TASK REQUIREMENTS:
Work through the data below and give the number of lines holding "this", nothing more.
** start of EXTRACTED INFORMATION **
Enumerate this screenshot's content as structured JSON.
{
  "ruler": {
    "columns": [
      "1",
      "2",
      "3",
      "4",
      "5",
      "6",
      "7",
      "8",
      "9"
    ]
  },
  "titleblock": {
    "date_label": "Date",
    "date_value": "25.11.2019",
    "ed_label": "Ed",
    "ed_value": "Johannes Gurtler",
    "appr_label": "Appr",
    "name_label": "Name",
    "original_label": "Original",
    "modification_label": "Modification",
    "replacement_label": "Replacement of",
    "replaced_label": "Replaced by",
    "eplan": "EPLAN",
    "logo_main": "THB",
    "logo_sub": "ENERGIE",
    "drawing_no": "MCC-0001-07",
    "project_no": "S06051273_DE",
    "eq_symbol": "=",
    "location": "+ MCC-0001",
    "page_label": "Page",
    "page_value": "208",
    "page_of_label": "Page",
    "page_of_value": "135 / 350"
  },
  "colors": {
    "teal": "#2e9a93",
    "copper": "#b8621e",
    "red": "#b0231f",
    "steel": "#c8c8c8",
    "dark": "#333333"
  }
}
** end of EXTRACTED INFORMATION **
** start of EXTRACTED INFORMATION **
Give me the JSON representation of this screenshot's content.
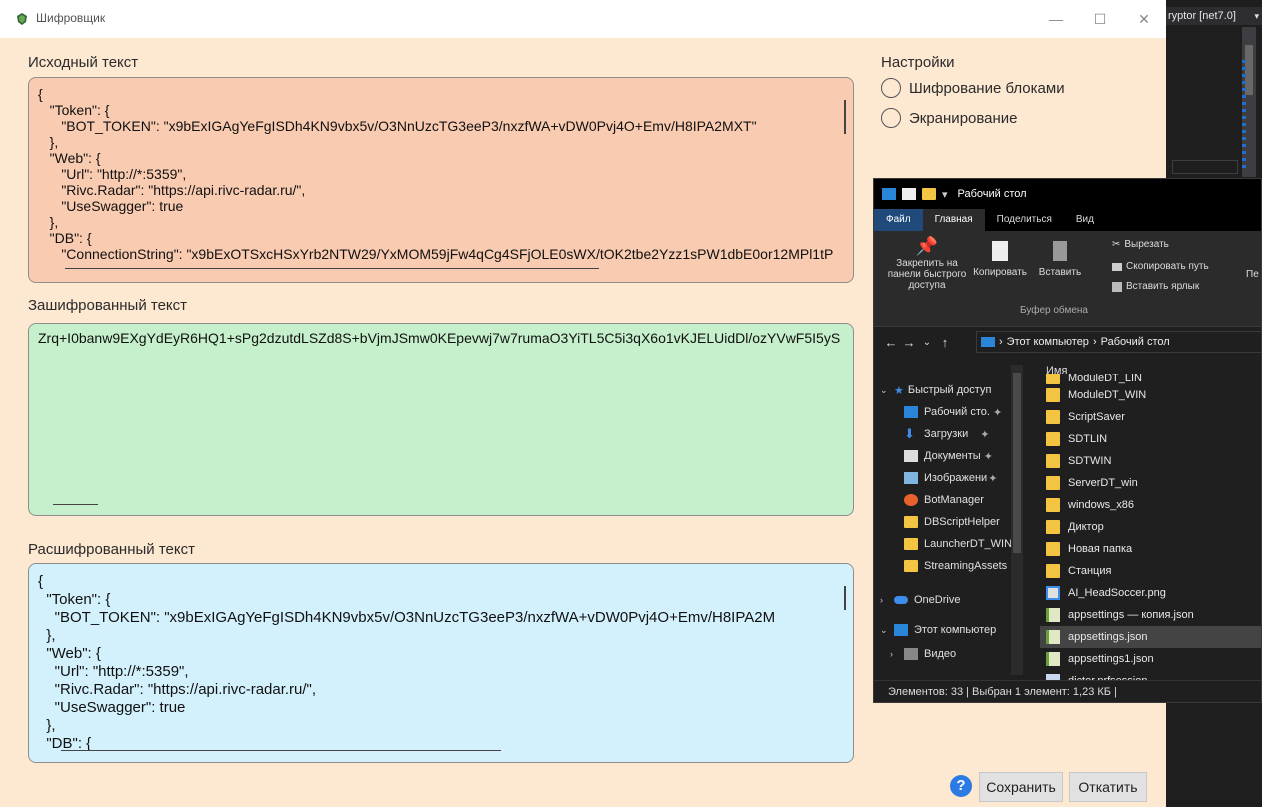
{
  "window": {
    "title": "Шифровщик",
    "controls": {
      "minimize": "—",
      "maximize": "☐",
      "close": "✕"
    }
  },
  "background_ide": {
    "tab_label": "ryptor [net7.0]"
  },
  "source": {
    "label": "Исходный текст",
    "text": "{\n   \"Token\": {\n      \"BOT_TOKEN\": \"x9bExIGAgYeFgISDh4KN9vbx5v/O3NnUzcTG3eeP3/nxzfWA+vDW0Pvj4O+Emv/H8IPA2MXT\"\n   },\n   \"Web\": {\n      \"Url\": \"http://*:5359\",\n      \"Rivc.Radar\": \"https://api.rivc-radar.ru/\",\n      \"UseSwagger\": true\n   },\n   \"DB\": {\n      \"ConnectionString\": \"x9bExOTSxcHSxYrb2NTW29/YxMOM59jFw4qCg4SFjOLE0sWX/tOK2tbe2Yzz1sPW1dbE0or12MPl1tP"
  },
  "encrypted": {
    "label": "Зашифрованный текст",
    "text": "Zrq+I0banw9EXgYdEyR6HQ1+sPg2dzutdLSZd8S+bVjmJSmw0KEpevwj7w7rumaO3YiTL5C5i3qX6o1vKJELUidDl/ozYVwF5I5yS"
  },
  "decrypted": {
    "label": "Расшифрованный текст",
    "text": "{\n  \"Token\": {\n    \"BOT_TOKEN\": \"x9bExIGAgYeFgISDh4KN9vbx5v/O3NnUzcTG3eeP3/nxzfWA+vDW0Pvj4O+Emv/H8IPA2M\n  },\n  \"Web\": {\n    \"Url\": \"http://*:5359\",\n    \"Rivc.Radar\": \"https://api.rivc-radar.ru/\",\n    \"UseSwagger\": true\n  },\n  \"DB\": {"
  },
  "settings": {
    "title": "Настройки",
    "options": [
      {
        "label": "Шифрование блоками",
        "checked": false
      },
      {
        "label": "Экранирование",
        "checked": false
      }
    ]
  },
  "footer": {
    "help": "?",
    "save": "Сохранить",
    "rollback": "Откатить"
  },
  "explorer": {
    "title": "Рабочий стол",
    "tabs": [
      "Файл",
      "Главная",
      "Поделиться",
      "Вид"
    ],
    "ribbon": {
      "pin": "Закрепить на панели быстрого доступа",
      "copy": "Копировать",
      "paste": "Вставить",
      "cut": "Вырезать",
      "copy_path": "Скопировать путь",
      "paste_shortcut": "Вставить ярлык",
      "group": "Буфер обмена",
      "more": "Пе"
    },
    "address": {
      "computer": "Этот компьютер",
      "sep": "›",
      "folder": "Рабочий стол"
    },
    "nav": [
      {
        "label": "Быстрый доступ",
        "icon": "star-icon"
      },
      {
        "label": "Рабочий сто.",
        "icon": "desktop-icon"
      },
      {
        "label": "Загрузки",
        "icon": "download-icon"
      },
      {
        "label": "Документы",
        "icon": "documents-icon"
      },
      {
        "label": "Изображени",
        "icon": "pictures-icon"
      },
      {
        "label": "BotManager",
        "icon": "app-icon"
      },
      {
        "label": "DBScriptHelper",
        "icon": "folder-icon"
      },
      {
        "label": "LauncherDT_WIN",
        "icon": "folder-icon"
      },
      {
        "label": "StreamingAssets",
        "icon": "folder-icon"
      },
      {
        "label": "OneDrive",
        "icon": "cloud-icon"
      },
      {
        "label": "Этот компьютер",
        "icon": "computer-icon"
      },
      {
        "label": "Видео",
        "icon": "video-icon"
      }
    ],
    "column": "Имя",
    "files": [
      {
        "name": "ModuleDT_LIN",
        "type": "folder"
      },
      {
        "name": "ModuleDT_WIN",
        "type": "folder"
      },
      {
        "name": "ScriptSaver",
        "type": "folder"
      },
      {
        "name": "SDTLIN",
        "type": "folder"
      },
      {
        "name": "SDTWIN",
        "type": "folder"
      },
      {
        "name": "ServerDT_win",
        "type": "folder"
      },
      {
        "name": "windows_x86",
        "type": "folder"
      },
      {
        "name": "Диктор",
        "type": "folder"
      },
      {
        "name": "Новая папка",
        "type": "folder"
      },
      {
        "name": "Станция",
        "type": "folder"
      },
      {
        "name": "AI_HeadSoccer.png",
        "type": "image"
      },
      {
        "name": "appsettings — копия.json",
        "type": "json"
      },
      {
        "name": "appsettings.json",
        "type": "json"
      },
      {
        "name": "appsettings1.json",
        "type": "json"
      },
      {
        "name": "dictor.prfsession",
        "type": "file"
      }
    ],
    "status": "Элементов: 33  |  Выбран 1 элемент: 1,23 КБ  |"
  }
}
** end of EXTRACTED INFORMATION **
WRITTEN RESPONSE:
2